Pick out each line below containing "JSON".
________________________________________
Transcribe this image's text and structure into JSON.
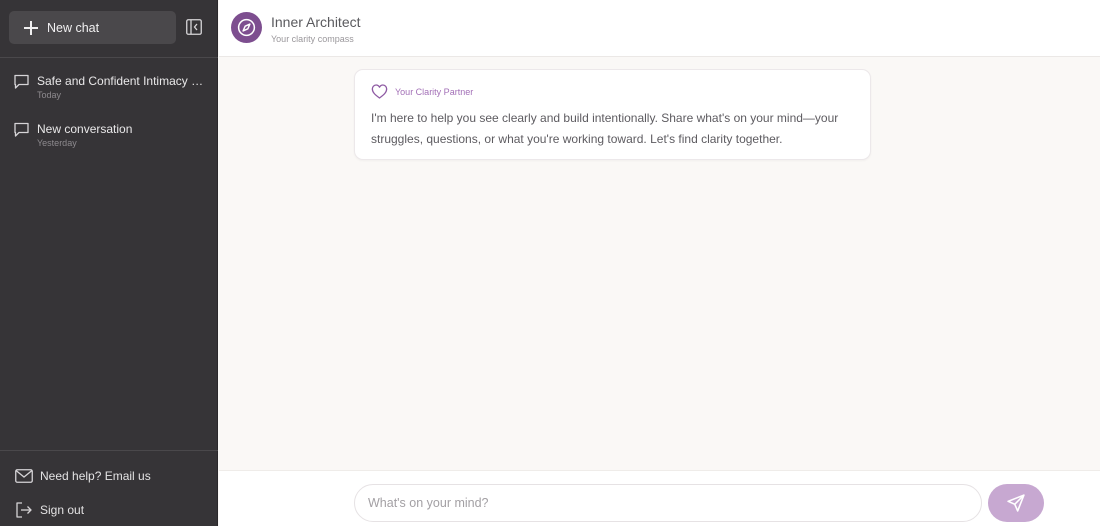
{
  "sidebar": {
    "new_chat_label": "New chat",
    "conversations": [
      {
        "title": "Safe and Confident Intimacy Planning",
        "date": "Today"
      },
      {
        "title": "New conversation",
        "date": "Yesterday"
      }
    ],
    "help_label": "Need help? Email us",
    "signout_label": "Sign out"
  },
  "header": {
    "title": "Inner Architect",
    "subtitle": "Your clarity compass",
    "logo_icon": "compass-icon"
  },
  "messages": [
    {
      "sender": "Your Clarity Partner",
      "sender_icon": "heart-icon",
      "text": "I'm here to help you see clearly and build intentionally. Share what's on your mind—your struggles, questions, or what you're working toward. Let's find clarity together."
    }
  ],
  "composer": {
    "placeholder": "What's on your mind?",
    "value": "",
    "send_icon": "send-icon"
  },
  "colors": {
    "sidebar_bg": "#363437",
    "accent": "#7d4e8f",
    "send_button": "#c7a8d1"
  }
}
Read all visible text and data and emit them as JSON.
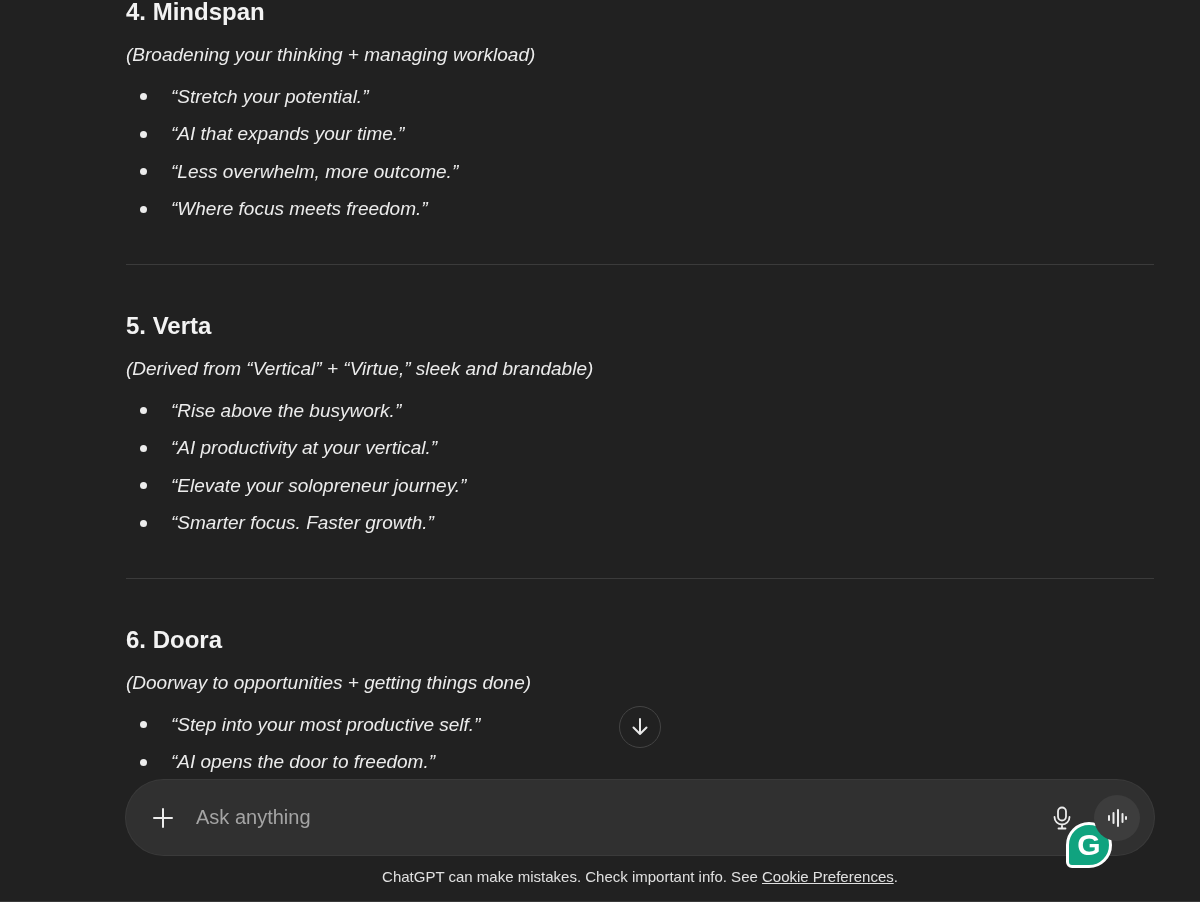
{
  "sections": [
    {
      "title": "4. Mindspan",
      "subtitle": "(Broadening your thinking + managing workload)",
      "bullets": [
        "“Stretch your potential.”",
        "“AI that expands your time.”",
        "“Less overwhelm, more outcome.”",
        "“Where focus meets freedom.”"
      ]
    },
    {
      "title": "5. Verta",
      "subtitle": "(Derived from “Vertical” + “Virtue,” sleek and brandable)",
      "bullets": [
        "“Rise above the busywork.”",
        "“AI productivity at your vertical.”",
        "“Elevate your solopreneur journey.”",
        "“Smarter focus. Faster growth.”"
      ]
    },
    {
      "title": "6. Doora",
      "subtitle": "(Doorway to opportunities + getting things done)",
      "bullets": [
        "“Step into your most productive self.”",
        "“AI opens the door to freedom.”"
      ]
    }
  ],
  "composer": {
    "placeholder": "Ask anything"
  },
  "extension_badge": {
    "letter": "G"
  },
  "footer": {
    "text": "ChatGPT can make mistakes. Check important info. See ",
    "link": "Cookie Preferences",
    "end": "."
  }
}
________________________________________
> [Final answer]
Transcribe this image's text and structure into JSON.
Read all visible text and data and emit them as JSON.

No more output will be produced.